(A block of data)
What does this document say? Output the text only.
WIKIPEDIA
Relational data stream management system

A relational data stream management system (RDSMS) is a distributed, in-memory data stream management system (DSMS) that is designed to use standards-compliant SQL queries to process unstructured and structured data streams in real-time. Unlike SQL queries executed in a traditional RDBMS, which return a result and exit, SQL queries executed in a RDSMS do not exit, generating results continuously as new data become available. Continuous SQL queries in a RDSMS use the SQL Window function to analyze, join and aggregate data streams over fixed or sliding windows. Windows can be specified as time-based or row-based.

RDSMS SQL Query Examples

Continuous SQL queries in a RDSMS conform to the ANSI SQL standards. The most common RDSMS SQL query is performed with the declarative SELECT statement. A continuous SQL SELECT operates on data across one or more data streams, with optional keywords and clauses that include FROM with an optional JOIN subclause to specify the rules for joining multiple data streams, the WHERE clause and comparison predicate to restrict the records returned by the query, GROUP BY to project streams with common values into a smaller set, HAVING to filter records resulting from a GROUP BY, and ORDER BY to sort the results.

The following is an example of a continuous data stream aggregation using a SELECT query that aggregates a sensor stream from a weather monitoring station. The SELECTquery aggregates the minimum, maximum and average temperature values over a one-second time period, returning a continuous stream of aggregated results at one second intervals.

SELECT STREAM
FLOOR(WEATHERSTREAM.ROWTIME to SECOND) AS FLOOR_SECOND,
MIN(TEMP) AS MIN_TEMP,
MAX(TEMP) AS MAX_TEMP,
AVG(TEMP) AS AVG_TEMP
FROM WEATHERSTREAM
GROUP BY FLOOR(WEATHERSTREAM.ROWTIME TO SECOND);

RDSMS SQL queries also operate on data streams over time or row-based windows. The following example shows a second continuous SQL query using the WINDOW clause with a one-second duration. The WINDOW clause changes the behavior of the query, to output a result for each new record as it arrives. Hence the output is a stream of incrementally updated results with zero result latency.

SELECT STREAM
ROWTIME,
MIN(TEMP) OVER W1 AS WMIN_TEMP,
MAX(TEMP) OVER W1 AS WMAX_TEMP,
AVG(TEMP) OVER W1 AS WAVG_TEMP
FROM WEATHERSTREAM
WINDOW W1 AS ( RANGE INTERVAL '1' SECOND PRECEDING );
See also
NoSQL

**Given instruction**
Copy the material above back out, exactly as written.

**Exercise answer**
What does this document say? Output the text only.
WIKIPEDIA
Relational data stream management system

A relational data stream management system (RDSMS) is a distributed, in-memory data stream management system (DSMS) that is designed to use standards-compliant SQL queries to process unstructured and structured data streams in real-time. Unlike SQL queries executed in a traditional RDBMS, which return a result and exit, SQL queries executed in a RDSMS do not exit, generating results continuously as new data become available. Continuous SQL queries in a RDSMS use the SQL Window function to analyze, join and aggregate data streams over fixed or sliding windows. Windows can be specified as time-based or row-based.

RDSMS SQL Query Examples

Continuous SQL queries in a RDSMS conform to the ANSI SQL standards. The most common RDSMS SQL query is performed with the declarative SELECT statement. A continuous SQL SELECT operates on data across one or more data streams, with optional keywords and clauses that include FROM with an optional JOIN subclause to specify the rules for joining multiple data streams, the WHERE clause and comparison predicate to restrict the records returned by the query, GROUP BY to project streams with common values into a smaller set, HAVING to filter records resulting from a GROUP BY, and ORDER BY to sort the results.

The following is an example of a continuous data stream aggregation using a SELECT query that aggregates a sensor stream from a weather monitoring station. The SELECTquery aggregates the minimum, maximum and average temperature values over a one-second time period, returning a continuous stream of aggregated results at one second intervals.

SELECT STREAM
FLOOR(WEATHERSTREAM.ROWTIME to SECOND) AS FLOOR_SECOND,
MIN(TEMP) AS MIN_TEMP,
MAX(TEMP) AS MAX_TEMP,
AVG(TEMP) AS AVG_TEMP
FROM WEATHERSTREAM
GROUP BY FLOOR(WEATHERSTREAM.ROWTIME TO SECOND);

RDSMS SQL queries also operate on data streams over time or row-based windows. The following example shows a second continuous SQL query using the WINDOW clause with a one-second duration. The WINDOW clause changes the behavior of the query, to output a result for each new record as it arrives. Hence the output is a stream of incrementally updated results with zero result latency.

SELECT STREAM
ROWTIME,
MIN(TEMP) OVER W1 AS WMIN_TEMP,
MAX(TEMP) OVER W1 AS WMAX_TEMP,
AVG(TEMP) OVER W1 AS WAVG_TEMP
FROM WEATHERSTREAM
WINDOW W1 AS ( RANGE INTERVAL '1' SECOND PRECEDING );
See also
NoSQL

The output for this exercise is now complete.